(Recorded data)
********

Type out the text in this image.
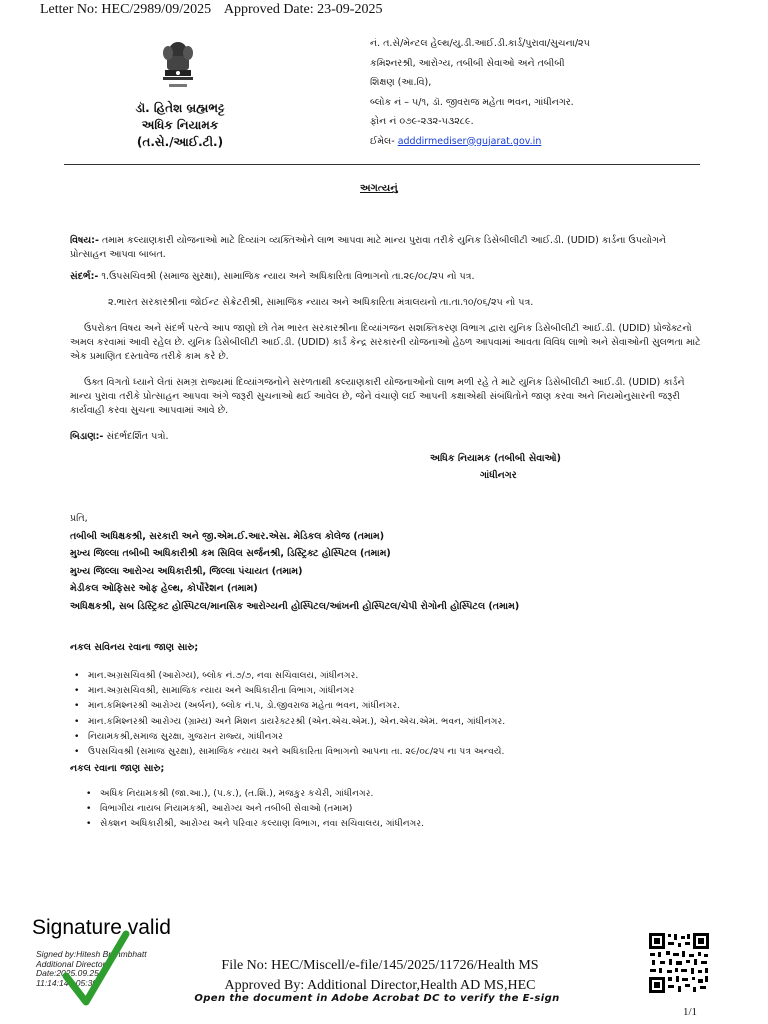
Letter No: HEC/2989/09/2025 Approved Date: 23-09-2025
ડૉ. હિતેશ બ્રહ્મભટ્ટ
અધિક નિયામક
(ત.સે./આઈ.ટી.)
નં. ત.સે/મેન્ટલ હેલ્થ/યુ.ડી.આઈ.ડી.કાર્ડ/પુરાવા/સુચના/૨૫
કમિશ્નરશ્રી, આરોગ્ય, તબીબી સેવાઓ અને તબીબી
શિક્ષણ (આ.વિ),
બ્લોક નં – ૫/૧, ડૉ. જીવરાજ મહેતા ભવન, ગાંધીનગર.
ફોન નં ૦૭૯-૨૩૨-૫૩૨૮૯.
ઈમેલ- adddirmediser@gujarat.gov.in
અગત્યનું
વિષય:- તમામ કલ્યાણકારી યોજનાઓ માટે દિવ્યાંગ વ્યક્તિઓને લાભ આપવા માટે માન્ય પુરાવા તરીકે યુનિક ડિસેબીલીટી આઈ.ડી. (UDID) કાર્ડના ઉપયોગને પ્રોત્સાહન આપવા બાબત.
સંદર્ભ:- ૧.ઉપસચિવશ્રી (સમાજ સુરક્ષા), સામાજિક ન્યાય અને અધિકારિતા વિભાગનો તા.૨૯/૦૮/૨૫ નો પત્ર.
૨.ભારત સરકારશ્રીના જોઈન્ટ સેક્રેટરીશ્રી, સામાજિક ન્યાય અને અધિકારિતા મંત્રાલયનો તા.તા.૧૦/૦૬/૨૫ નો પત્ર.
ઉપરોક્ત વિષય અને સંદર્ભ પરત્વે આપ જાણો છો તેમ ભારત સરકારશ્રીના દિવ્યાંગજન સશક્તિકરણ વિભાગ દ્વારા યુનિક ડિસેબીલીટી આઈ.ડી. (UDID) પ્રોજેક્ટનો અમલ કરવામાં આવી રહેલ છે. યુનિક ડિસેબીલીટી આઈ.ડી. (UDID) કાર્ડ કેન્દ્ર સરકારની યોજનાઓ હેઠળ આપવામાં આવતા વિવિધ લાભો અને સેવાઓની સુલભતા માટે એક પ્રમાણિત દસ્તાવેજ તરીકે કામ કરે છે.
ઉક્ત વિગતો ધ્યાને લેતાં સમગ્ર રાજ્યમાં દિવ્યાંગજનોને સરળતાથી કલ્યાણકારી યોજનાઓનો લાભ મળી રહે તે માટે યુનિક ડિસેબીલીટી આઈ.ડી. (UDID) કાર્ડને માન્ય પુરાવા તરીકે પ્રોત્સાહન આપવા અંગે જરૂરી સુચનાઓ થઈ આવેલ છે, જેને વંચાણે લઈ આપની કક્ષાએથી સંબંધિતોને જાણ કરવા અને નિયમોનુસારની જરૂરી કાર્યવાહી કરવા સુચના આપવામાં આવે છે.
બિડાણ:- સંદર્ભદર્શિત પત્રો.
અધિક નિયામક (તબીબી સેવાઓ)
ગાંધીનગર
પ્રતિ,
તબીબી અધિક્ષકશ્રી, સરકારી અને જી.એમ.ઈ.આર.એસ. મેડિકલ કોલેજ (તમામ)
મુખ્ય જિલ્લા તબીબી અધિકારીશ્રી કમ સિવિલ સર્જનશ્રી, ડિસ્ટ્રિક્ટ હોસ્પિટલ (તમામ)
મુખ્ય જિલ્લા આરોગ્ય અધિકારીશ્રી, જિલ્લા પંચાયત (તમામ)
મેડીકલ ઓફિસર ઓફ હેલ્થ, કોર્પોરેશન (તમામ)
અધિક્ષકશ્રી, સબ ડિસ્ટ્રિક્ટ હોસ્પિટલ/માનસિક આરોગ્યની હોસ્પિટલ/આંખની હોસ્પિટલ/ચેપી રોગોની હોસ્પિટલ (તમામ)
નકલ સવિનય રવાના જાણ સારુ;
• માન.અગ્રસચિવશ્રી (આરોગ્ય), બ્લોક નં.૭/૭, નવા સચિવાલય, ગાંધીનગર.
• માન.અગ્રસચિવશ્રી, સામાજિક ન્યાય અને અધિકારીતા વિભાગ, ગાંધીનગર
• માન.કમિશ્નરશ્રી આરોગ્ય (અર્બન), બ્લોક નં.૫, ડો.જીવરાજ મહેતા ભવન, ગાંધીનગર.
• માન.કમિશ્નરશ્રી આરોગ્ય (ગ્રામ્ય) અને મિશન ડાયરેક્ટરશ્રી (એન.એચ.એમ.), એન.એચ.એમ. ભવન, ગાંધીનગર.
• નિયામકશ્રી,સમાજ સુરક્ષા, ગુજરાત રાજ્ય, ગાંધીનગર
• ઉપસચિવશ્રી (સમાજ સુરક્ષા), સામાજિક ન્યાય અને અધિકારિતા વિભાગનો આપના તા. ૨૯/૦૮/૨૫ ના પત્ર અન્વયે.
નકલ રવાના જાણ સારુ;
• અધિક નિયામકશ્રી (જા.આ.), (પ.ક.), (ત.શિ.), મજકુર કચેરી, ગાંધીનગર.
• વિભાગીય નાયબ નિયામકશ્રી, આરોગ્ય અને તબીબી સેવાઓ (તમામ)
• સેક્શન અધિકારીશ્રી, આરોગ્ય અને પરિવાર કલ્યાણ વિભાગ, નવા સચિવાલય, ગાંધીનગર.
Signature valid
Signed by:Hitesh Brahmbhatt
Additional Director
Date:2025.09.25
11:14:14 +05:30
File No: HEC/Miscell/e-file/145/2025/11726/Health MS
Approved By: Additional Director,Health AD MS,HEC
Open the document in Adobe Acrobat DC to verify the E-sign
1/1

********

### Goal of the exercise
The listing above needs to be output again exactly. Don't include the pictures.

### The answer
Type out the text in this image.
Letter No: HEC/2989/09/2025 Approved Date: 23-09-2025
ડૉ. હિતેશ બ્રહ્મભટ્ટ
અધિક નિયામક
(ત.સે./આઈ.ટી.)
નં. ત.સે/મેન્ટલ હેલ્થ/યુ.ડી.આઈ.ડી.કાર્ડ/પુરાવા/સુચના/૨૫
કમિશ્નરશ્રી, આરોગ્ય, તબીબી સેવાઓ અને તબીબી
શિક્ષણ (આ.વિ),
બ્લોક નં – ૫/૧, ડૉ. જીવરાજ મહેતા ભવન, ગાંધીનગર.
ફોન નં ૦૭૯-૨૩૨-૫૩૨૮૯.
ઈમેલ- adddirmediser@gujarat.gov.in
અગત્યનું
વિષય:- તમામ કલ્યાણકારી યોજનાઓ માટે દિવ્યાંગ વ્યક્તિઓને લાભ આપવા માટે માન્ય પુરાવા તરીકે યુનિક ડિસેબીલીટી આઈ.ડી. (UDID) કાર્ડના ઉપયોગને પ્રોત્સાહન આપવા બાબત.
સંદર્ભ:- ૧.ઉપસચિવશ્રી (સમાજ સુરક્ષા), સામાજિક ન્યાય અને અધિકારિતા વિભાગનો તા.૨૯/૦૮/૨૫ નો પત્ર.
૨.ભારત સરકારશ્રીના જોઈન્ટ સેક્રેટરીશ્રી, સામાજિક ન્યાય અને અધિકારિતા મંત્રાલયનો તા.તા.૧૦/૦૬/૨૫ નો પત્ર.
ઉપરોક્ત વિષય અને સંદર્ભ પરત્વે આપ જાણો છો તેમ ભારત સરકારશ્રીના દિવ્યાંગજન સશક્તિકરણ વિભાગ દ્વારા યુનિક ડિસેબીલીટી આઈ.ડી. (UDID) પ્રોજેક્ટનો અમલ કરવામાં આવી રહેલ છે. યુનિક ડિસેબીલીટી આઈ.ડી. (UDID) કાર્ડ કેન્દ્ર સરકારની યોજનાઓ હેઠળ આપવામાં આવતા વિવિધ લાભો અને સેવાઓની સુલભતા માટે એક પ્રમાણિત દસ્તાવેજ તરીકે કામ કરે છે.
ઉક્ત વિગતો ધ્યાને લેતાં સમગ્ર રાજ્યમાં દિવ્યાંગજનોને સરળતાથી કલ્યાણકારી યોજનાઓનો લાભ મળી રહે તે માટે યુનિક ડિસેબીલીટી આઈ.ડી. (UDID) કાર્ડને માન્ય પુરાવા તરીકે પ્રોત્સાહન આપવા અંગે જરૂરી સુચનાઓ થઈ આવેલ છે, જેને વંચાણે લઈ આપની કક્ષાએથી સંબંધિતોને જાણ કરવા અને નિયમોનુસારની જરૂરી કાર્યવાહી કરવા સુચના આપવામાં આવે છે.
બિડાણ:- સંદર્ભદર્શિત પત્રો.
અધિક નિયામક (તબીબી સેવાઓ)
ગાંધીનગર
પ્રતિ,
તબીબી અધિક્ષકશ્રી, સરકારી અને જી.એમ.ઈ.આર.એસ. મેડિકલ કોલેજ (તમામ)
મુખ્ય જિલ્લા તબીબી અધિકારીશ્રી કમ સિવિલ સર્જનશ્રી, ડિસ્ટ્રિક્ટ હોસ્પિટલ (તમામ)
મુખ્ય જિલ્લા આરોગ્ય અધિકારીશ્રી, જિલ્લા પંચાયત (તમામ)
મેડીકલ ઓફિસર ઓફ હેલ્થ, કોર્પોરેશન (તમામ)
અધિક્ષકશ્રી, સબ ડિસ્ટ્રિક્ટ હોસ્પિટલ/માનસિક આરોગ્યની હોસ્પિટલ/આંખની હોસ્પિટલ/ચેપી રોગોની હોસ્પિટલ (તમામ)
નકલ સવિનય રવાના જાણ સારુ;
• માન.અગ્રસચિવશ્રી (આરોગ્ય), બ્લોક નં.૭/૭, નવા સચિવાલય, ગાંધીનગર.
• માન.અગ્રસચિવશ્રી, સામાજિક ન્યાય અને અધિકારીતા વિભાગ, ગાંધીનગર
• માન.કમિશ્નરશ્રી આરોગ્ય (અર્બન), બ્લોક નં.૫, ડો.જીવરાજ મહેતા ભવન, ગાંધીનગર.
• માન.કમિશ્નરશ્રી આરોગ્ય (ગ્રામ્ય) અને મિશન ડાયરેક્ટરશ્રી (એન.એચ.એમ.), એન.એચ.એમ. ભવન, ગાંધીનગર.
• નિયામકશ્રી,સમાજ સુરક્ષા, ગુજરાત રાજ્ય, ગાંધીનગર
• ઉપસચિવશ્રી (સમાજ સુરક્ષા), સામાજિક ન્યાય અને અધિકારિતા વિભાગનો આપના તા. ૨૯/૦૮/૨૫ ના પત્ર અન્વયે.
નકલ રવાના જાણ સારુ;
• અધિક નિયામકશ્રી (જા.આ.), (પ.ક.), (ત.શિ.), મજકુર કચેરી, ગાંધીનગર.
• વિભાગીય નાયબ નિયામકશ્રી, આરોગ્ય અને તબીબી સેવાઓ (તમામ)
• સેક્શન અધિકારીશ્રી, આરોગ્ય અને પરિવાર કલ્યાણ વિભાગ, નવા સચિવાલય, ગાંધીનગર.
Signature valid
Signed by:Hitesh Brahmbhatt
Additional Director
Date:2025.09.25
11:14:14 +05:30
File No: HEC/Miscell/e-file/145/2025/11726/Health MS
Approved By: Additional Director,Health AD MS,HEC
Open the document in Adobe Acrobat DC to verify the E-sign
1/1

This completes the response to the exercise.